▶ Instructions to follow
Copy each line that contains the word "実験などを行い".

[Excerpt from a dataset]
++++++++++

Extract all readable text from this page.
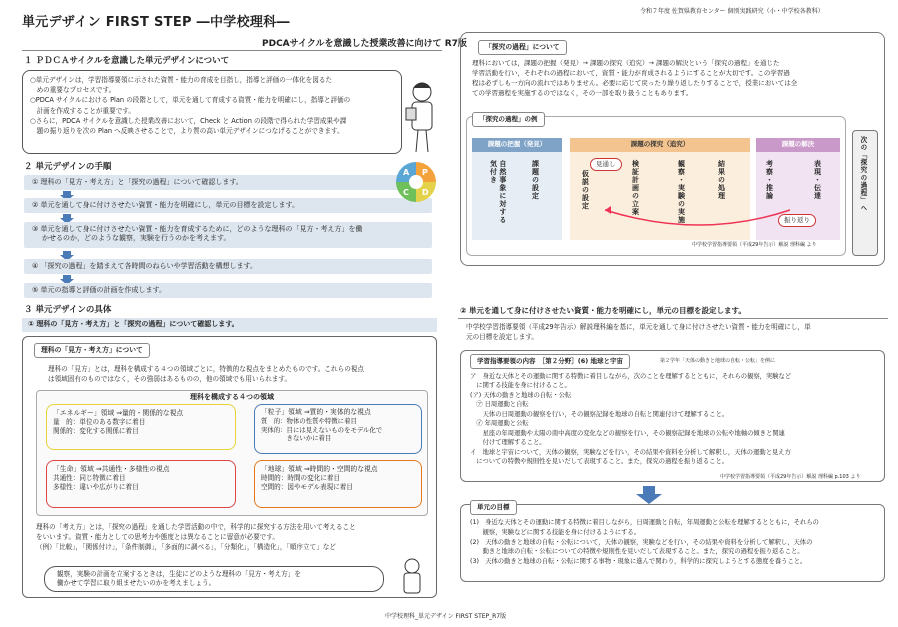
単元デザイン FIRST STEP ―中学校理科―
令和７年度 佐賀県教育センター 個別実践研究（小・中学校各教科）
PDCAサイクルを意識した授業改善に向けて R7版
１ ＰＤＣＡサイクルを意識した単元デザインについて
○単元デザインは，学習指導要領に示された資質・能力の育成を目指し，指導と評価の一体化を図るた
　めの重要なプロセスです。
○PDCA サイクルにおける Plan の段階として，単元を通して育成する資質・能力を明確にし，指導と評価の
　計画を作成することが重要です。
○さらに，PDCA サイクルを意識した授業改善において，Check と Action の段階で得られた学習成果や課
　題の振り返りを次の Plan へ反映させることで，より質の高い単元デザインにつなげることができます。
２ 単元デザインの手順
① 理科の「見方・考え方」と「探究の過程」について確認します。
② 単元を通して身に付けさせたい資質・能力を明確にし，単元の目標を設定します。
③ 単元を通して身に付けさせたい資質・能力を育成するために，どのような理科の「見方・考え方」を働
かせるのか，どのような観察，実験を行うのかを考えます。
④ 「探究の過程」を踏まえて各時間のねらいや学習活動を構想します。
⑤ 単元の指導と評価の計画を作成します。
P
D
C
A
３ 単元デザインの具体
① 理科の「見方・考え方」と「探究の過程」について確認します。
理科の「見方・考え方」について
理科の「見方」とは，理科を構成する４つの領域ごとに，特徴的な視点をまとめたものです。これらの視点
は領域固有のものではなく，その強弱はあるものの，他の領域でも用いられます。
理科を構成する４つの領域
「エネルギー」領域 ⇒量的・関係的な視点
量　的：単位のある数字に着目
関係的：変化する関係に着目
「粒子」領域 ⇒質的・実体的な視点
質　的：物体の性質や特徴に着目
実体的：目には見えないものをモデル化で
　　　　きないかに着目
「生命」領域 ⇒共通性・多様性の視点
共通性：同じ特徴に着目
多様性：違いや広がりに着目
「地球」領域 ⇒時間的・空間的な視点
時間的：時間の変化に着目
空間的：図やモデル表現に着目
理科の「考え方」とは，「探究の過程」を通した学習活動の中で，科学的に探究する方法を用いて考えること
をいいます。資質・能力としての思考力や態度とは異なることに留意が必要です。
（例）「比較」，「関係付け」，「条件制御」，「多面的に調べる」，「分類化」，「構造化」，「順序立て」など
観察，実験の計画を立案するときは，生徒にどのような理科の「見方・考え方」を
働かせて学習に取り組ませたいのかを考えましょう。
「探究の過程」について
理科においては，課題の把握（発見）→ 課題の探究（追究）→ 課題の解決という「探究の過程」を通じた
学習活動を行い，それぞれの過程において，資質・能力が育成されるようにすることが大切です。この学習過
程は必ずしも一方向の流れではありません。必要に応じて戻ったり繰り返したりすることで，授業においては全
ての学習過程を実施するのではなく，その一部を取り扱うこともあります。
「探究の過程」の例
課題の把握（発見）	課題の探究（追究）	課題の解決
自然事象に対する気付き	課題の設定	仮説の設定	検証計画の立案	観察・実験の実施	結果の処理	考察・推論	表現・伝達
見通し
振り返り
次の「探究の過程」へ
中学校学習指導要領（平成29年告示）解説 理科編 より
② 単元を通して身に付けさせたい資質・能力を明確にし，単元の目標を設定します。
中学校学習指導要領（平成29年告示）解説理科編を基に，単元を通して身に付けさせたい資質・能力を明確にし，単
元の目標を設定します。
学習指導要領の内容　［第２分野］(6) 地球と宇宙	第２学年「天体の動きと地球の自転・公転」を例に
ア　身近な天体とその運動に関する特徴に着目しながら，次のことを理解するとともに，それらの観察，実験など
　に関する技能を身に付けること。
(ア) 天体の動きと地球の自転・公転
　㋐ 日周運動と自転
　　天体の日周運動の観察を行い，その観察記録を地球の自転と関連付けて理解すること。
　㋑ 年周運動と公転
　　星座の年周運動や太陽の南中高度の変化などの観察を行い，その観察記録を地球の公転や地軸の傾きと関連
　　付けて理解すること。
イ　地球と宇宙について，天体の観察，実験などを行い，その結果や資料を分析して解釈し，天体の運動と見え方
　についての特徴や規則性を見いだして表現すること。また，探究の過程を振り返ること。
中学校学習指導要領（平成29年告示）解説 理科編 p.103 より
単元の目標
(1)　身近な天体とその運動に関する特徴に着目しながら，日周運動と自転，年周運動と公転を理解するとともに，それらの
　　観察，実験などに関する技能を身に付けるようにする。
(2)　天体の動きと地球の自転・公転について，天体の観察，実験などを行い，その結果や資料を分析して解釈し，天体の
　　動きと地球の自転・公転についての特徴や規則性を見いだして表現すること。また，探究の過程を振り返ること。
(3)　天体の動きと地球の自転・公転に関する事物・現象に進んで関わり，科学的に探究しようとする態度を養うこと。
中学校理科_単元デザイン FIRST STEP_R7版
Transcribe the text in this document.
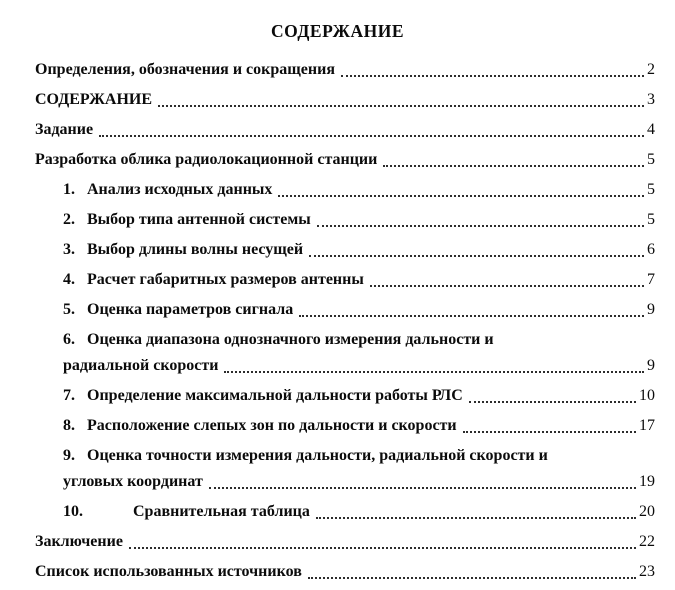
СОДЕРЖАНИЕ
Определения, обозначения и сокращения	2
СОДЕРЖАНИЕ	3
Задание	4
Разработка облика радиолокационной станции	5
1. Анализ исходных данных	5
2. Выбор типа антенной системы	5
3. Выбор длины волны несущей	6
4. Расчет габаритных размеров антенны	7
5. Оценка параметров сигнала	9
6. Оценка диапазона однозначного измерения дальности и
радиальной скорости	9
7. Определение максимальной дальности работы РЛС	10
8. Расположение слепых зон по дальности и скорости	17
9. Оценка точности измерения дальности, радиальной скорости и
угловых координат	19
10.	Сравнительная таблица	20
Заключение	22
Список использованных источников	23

++++++++++

▶ Solution to the problem
イ　地球と宇宙について，天体の観察，実験などを行い，その結果や資料を分析して解釈し，天体の運動と見え方
(2)　天体の動きと地球の自転・公転について，天体の観察，実験などを行い，その結果や資料を分析して解釈し，天体の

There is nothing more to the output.